Segment Open

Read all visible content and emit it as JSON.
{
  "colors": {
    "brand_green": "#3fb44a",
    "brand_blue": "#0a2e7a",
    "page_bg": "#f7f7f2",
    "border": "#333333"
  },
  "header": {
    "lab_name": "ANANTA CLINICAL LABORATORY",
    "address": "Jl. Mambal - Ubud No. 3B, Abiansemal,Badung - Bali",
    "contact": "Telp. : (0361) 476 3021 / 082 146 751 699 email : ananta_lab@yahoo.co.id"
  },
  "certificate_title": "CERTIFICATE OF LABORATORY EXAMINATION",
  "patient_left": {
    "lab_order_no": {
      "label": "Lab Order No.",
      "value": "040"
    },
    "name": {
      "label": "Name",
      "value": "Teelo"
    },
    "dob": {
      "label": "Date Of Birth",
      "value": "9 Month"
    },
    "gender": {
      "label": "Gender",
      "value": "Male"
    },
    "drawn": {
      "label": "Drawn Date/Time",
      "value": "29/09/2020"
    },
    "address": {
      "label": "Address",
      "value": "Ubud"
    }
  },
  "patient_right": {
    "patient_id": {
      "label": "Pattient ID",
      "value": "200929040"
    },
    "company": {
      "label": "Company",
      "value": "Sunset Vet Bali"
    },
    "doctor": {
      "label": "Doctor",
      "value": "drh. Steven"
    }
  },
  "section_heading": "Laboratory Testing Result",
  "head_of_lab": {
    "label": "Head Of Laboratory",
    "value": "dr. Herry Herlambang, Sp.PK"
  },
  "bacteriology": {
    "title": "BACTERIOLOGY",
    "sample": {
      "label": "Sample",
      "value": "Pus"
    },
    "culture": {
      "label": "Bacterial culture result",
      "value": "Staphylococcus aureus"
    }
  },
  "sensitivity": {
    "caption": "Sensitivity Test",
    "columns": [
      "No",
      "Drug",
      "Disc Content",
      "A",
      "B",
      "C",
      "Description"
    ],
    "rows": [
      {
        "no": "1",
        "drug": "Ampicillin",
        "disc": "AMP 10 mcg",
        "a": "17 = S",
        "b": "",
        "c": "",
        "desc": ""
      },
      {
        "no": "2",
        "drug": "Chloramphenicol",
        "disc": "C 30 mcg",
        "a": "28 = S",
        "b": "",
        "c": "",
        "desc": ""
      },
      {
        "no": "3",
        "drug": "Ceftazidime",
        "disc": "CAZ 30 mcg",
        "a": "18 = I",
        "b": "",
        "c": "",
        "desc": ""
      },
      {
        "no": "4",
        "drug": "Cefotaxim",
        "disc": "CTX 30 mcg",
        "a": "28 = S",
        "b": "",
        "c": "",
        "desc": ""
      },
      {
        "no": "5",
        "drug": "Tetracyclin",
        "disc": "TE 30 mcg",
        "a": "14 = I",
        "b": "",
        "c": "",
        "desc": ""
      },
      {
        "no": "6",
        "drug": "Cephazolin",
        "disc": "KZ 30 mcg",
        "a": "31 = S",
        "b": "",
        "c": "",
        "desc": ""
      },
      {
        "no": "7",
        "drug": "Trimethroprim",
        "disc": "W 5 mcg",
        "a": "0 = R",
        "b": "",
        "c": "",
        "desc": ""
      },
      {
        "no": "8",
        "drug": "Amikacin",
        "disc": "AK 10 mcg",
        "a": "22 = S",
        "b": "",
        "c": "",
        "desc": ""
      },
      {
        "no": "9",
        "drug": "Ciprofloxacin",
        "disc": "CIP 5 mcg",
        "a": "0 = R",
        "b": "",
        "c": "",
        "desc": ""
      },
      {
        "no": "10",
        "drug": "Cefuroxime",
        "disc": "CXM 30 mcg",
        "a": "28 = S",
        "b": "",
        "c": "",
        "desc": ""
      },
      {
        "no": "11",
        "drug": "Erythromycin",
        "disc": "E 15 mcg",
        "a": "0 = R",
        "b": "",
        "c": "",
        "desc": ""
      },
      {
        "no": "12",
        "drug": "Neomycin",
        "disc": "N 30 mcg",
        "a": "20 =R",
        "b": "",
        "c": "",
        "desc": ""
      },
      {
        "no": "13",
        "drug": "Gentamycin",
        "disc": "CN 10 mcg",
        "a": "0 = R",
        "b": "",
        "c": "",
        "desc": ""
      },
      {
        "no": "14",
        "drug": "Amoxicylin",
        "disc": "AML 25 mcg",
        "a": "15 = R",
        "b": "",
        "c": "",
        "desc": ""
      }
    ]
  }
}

Segment Closed

WHAT TO PRODUCE: Take every line from the records above that has the word "Bali" and copy it.

WRITTEN ANSWER:
    "address": "Jl. Mambal - Ubud No. 3B, Abiansemal,Badung - Bali",
      "value": "Sunset Vet Bali"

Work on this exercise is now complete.